→ DATA PROVIDED:
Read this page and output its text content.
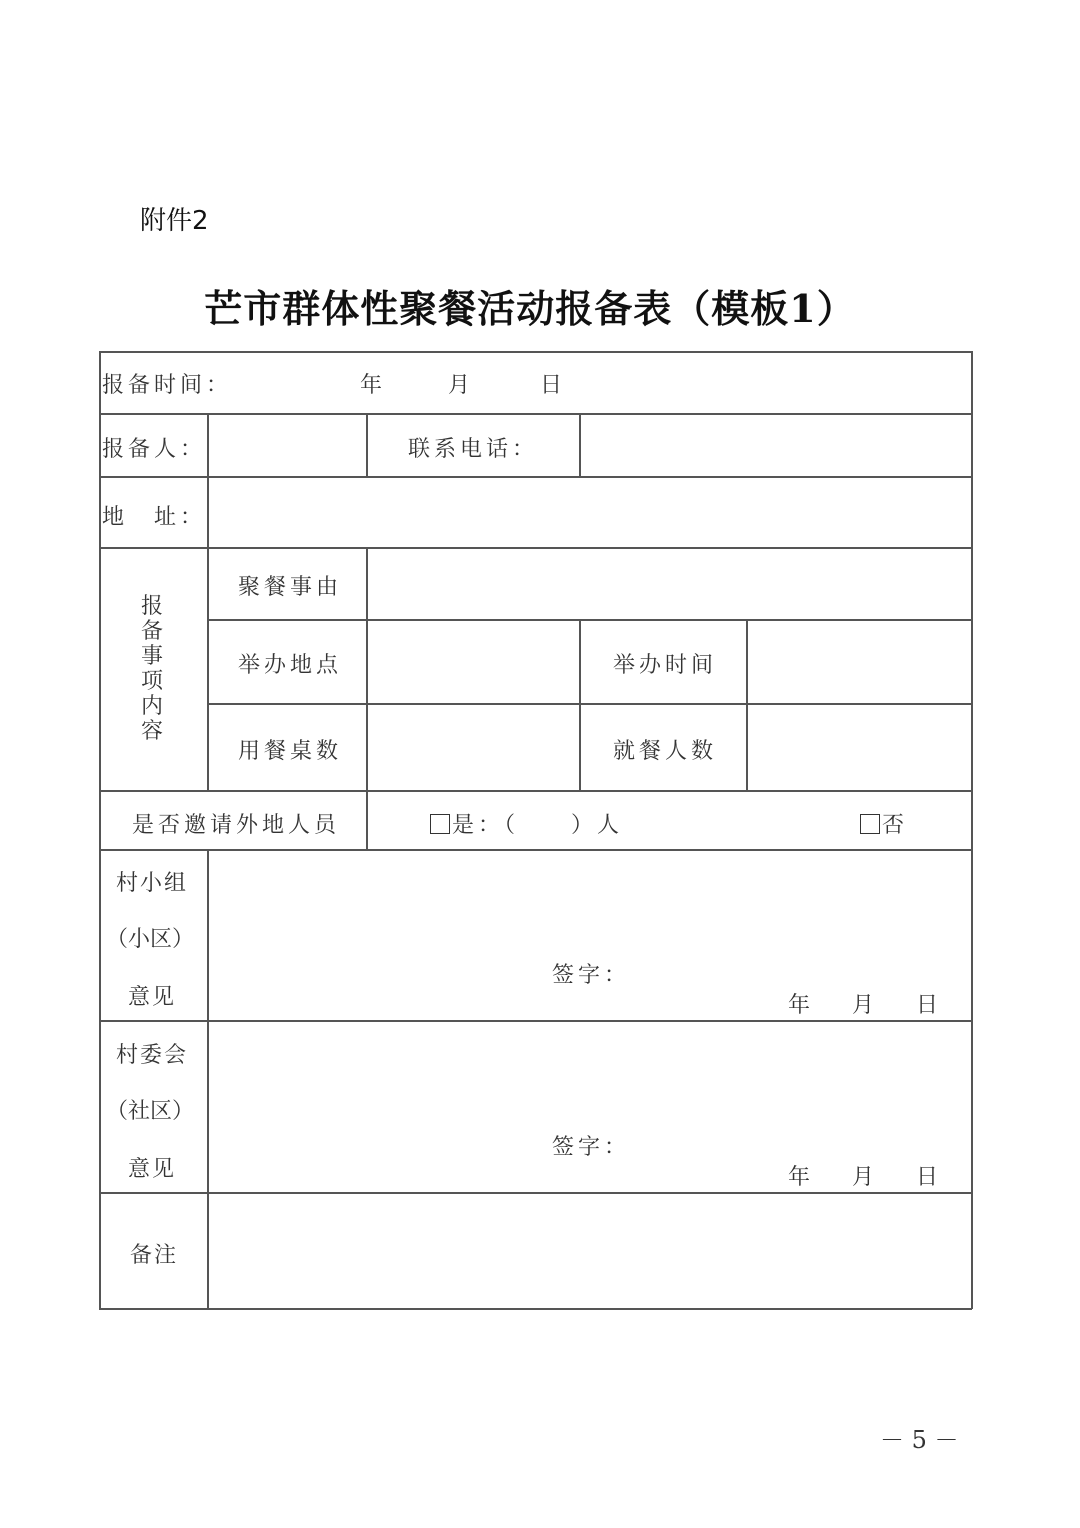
附件2
芒市群体性聚餐活动报备表（模板1）
报备时间：	年	月	日
报备人：	联系电话：
地　址：
报备事项内容
聚餐事由
举办地点	举办时间
用餐桌数	就餐人数
是否邀请外地人员	是：（　　）人	否
村小组
（小区）
意见
签字：
年 月 日
村委会
（社区）
意见
签字：
年 月 日
备注
－ 5 －
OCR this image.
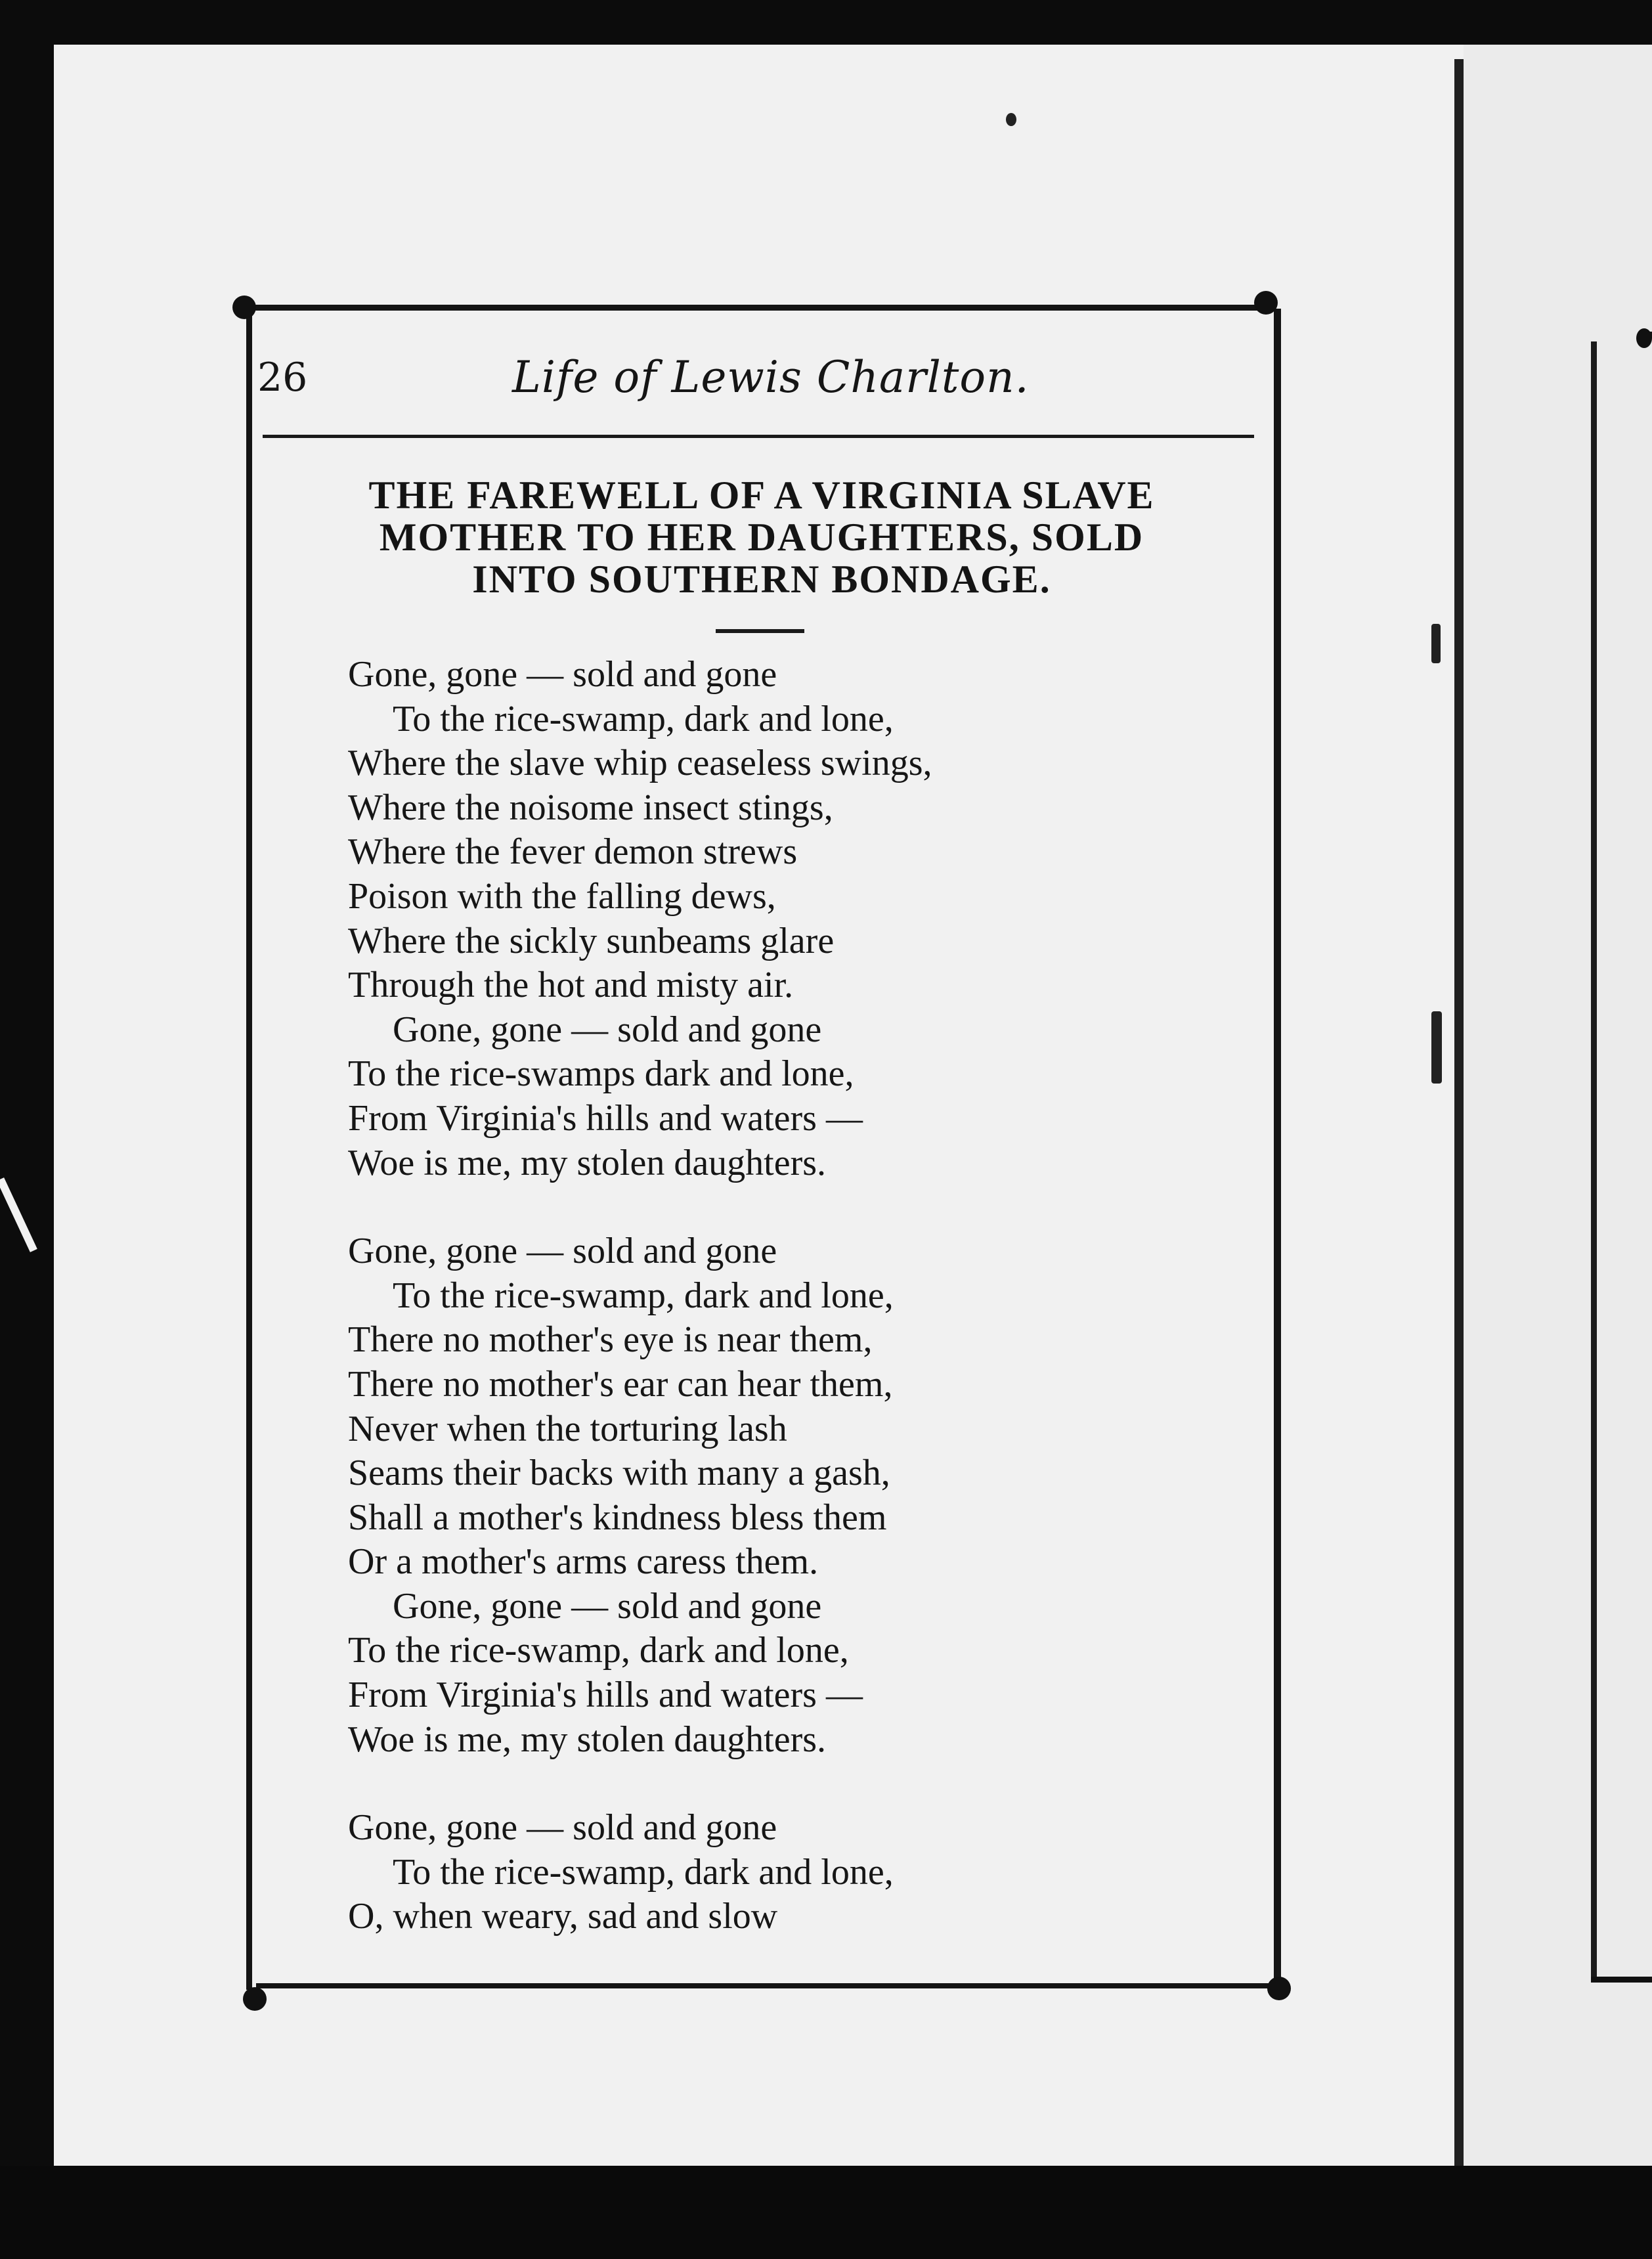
26	Life of Lewis Charlton.
THE FAREWELL OF A VIRGINIA SLAVE
MOTHER TO HER DAUGHTERS, SOLD
INTO SOUTHERN BONDAGE.
Gone, gone — sold and gone
To the rice-swamp, dark and lone,
Where the slave whip ceaseless swings,
Where the noisome insect stings,
Where the fever demon strews
Poison with the falling dews,
Where the sickly sunbeams glare
Through the hot and misty air.
Gone, gone — sold and gone
To the rice-swamps dark and lone,
From Virginia's hills and waters —
Woe is me, my stolen daughters.
Gone, gone — sold and gone
To the rice-swamp, dark and lone,
There no mother's eye is near them,
There no mother's ear can hear them,
Never when the torturing lash
Seams their backs with many a gash,
Shall a mother's kindness bless them
Or a mother's arms caress them.
Gone, gone — sold and gone
To the rice-swamp, dark and lone,
From Virginia's hills and waters —
Woe is me, my stolen daughters.
Gone, gone — sold and gone
To the rice-swamp, dark and lone,
O, when weary, sad and slow
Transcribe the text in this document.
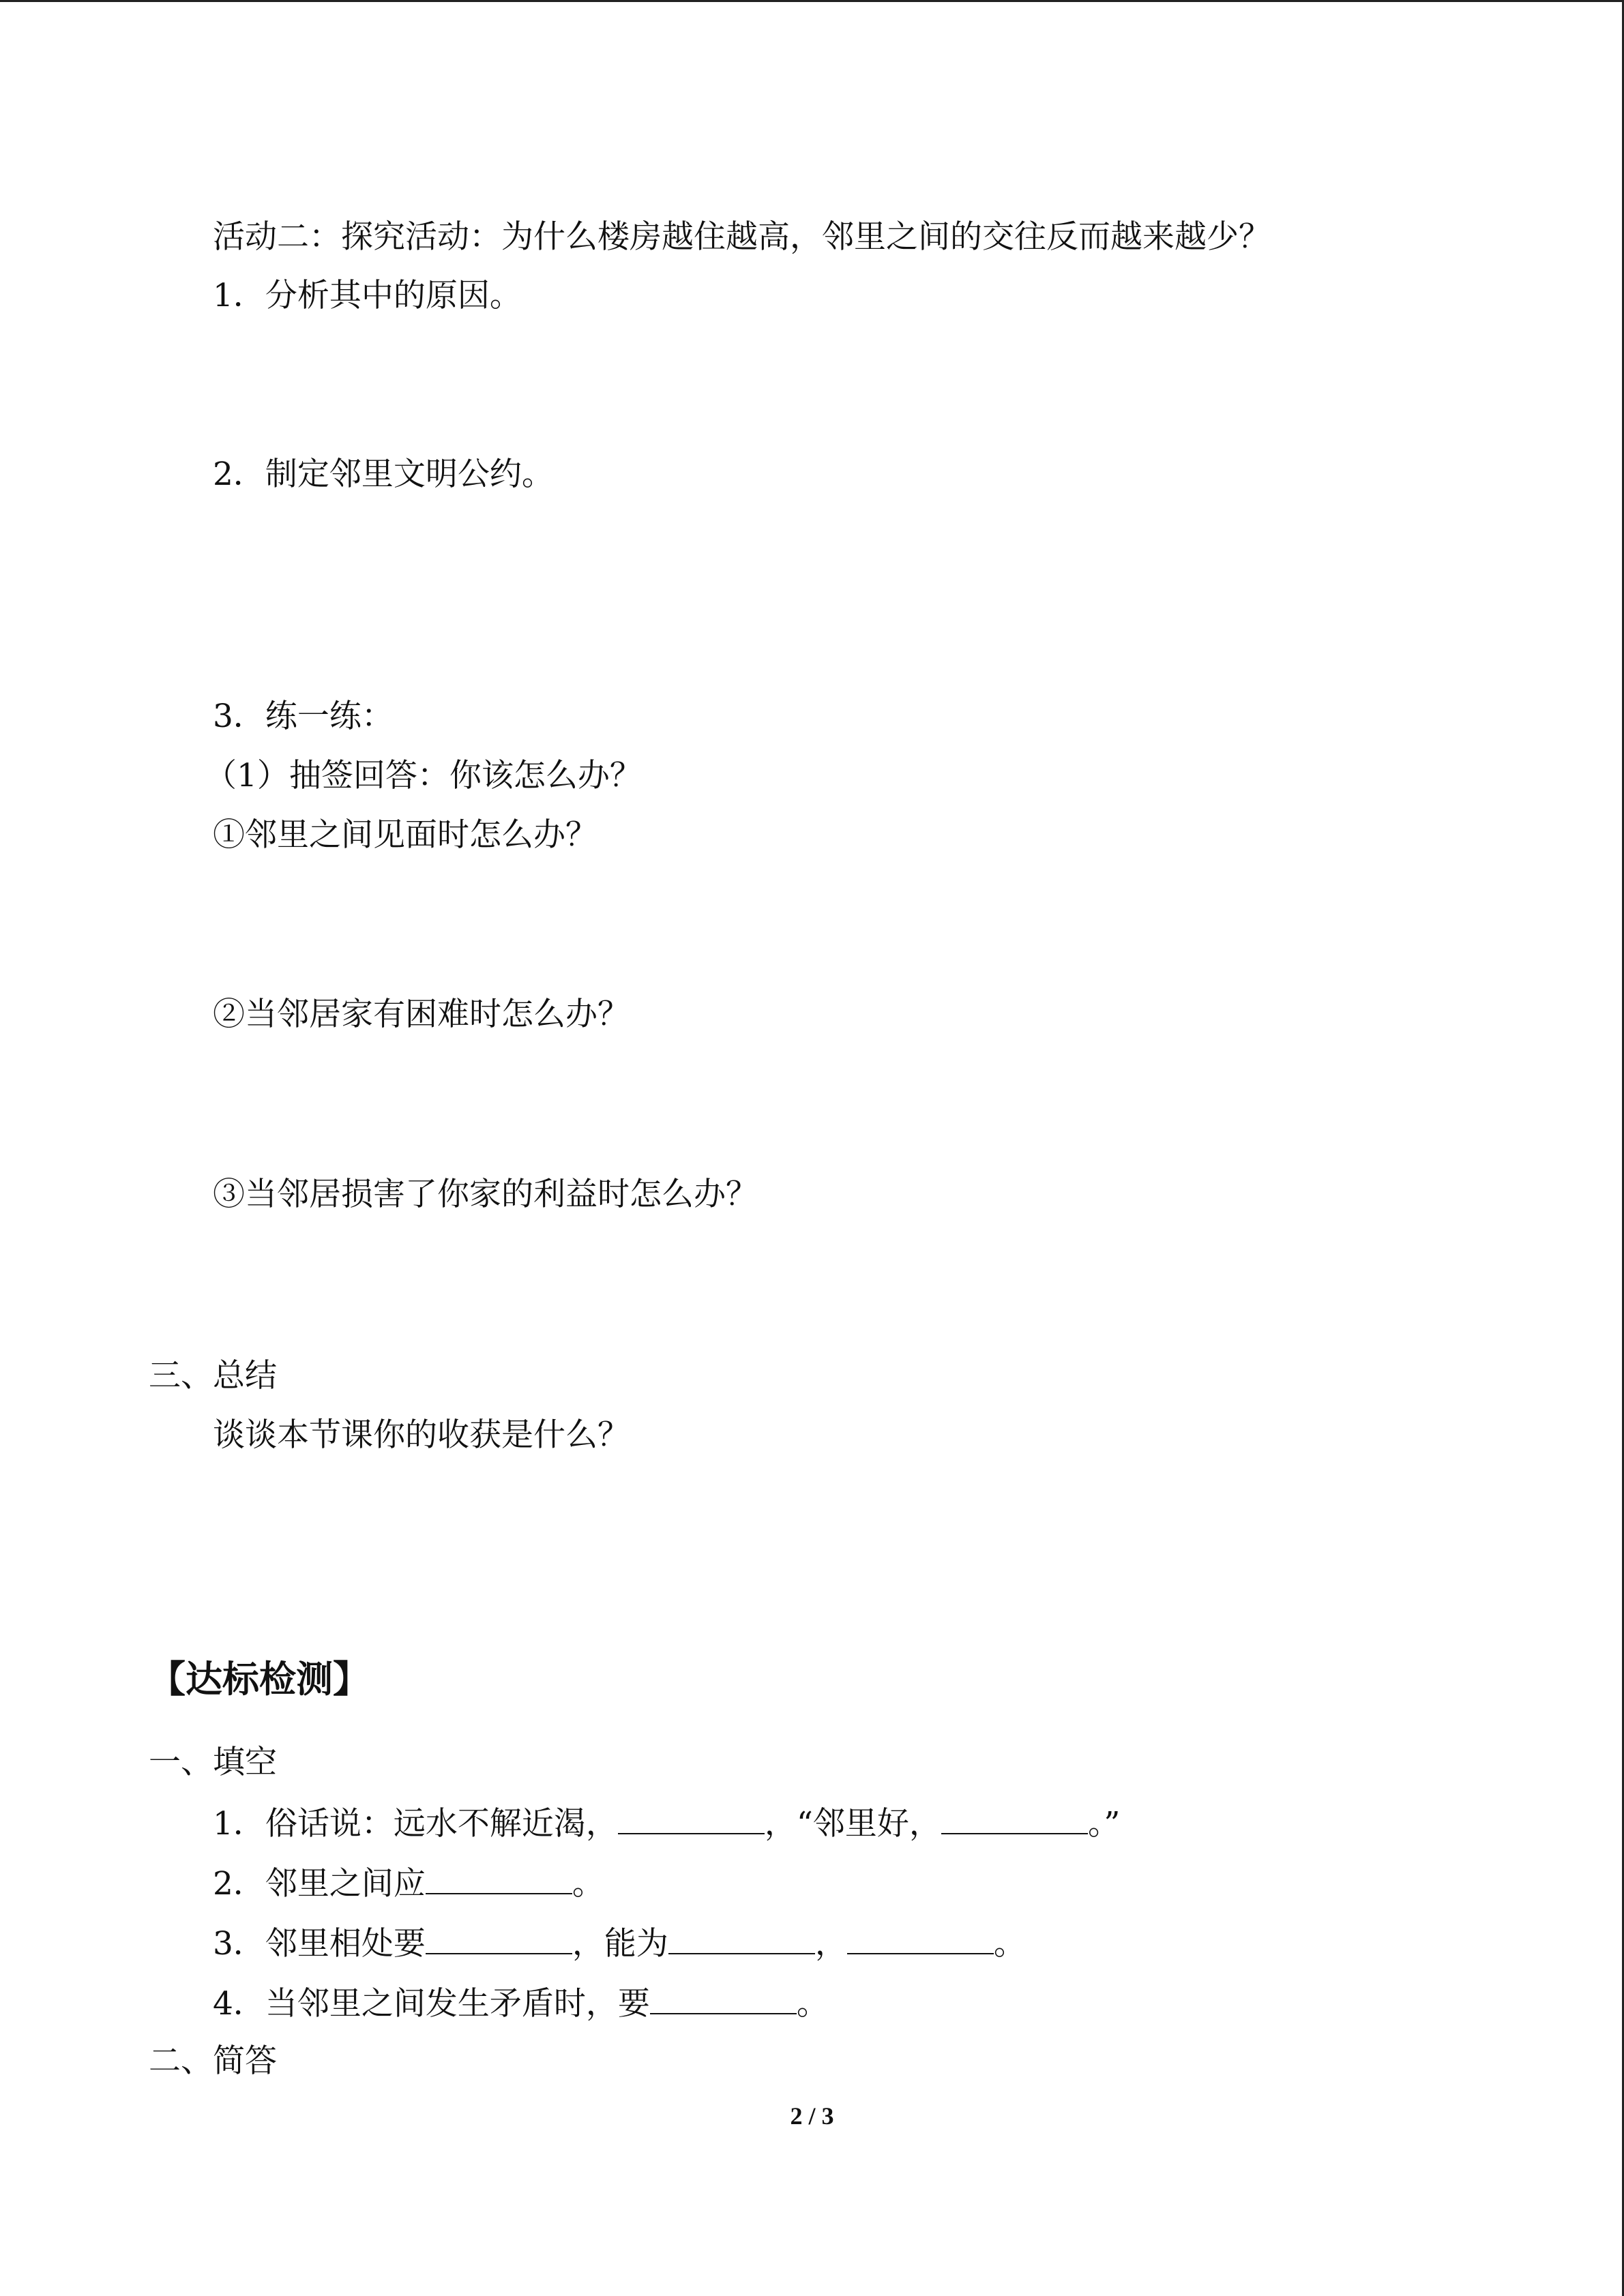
活动二：探究活动：为什么楼房越住越高，邻里之间的交往反而越来越少？
1．分析其中的原因。
2．制定邻里文明公约。
3．练一练：
（1）抽签回答：你该怎么办？
①邻里之间见面时怎么办？
②当邻居家有困难时怎么办？
③当邻居损害了你家的利益时怎么办？
三、总结
谈谈本节课你的收获是什么？
【达标检测】
一、填空
1．俗话说：远水不解近渴，	，“邻里好，	。”
2．邻里之间应	。
3．邻里相处要	，能为	，	。
4．当邻里之间发生矛盾时，要	。
二、简答
2 / 3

→ YOUR INSTRUCTIONS: Extract lines where the string "when" occurs.

→ SOLUTION BELOW:
Never when the torturing lash
O, when weary, sad and slow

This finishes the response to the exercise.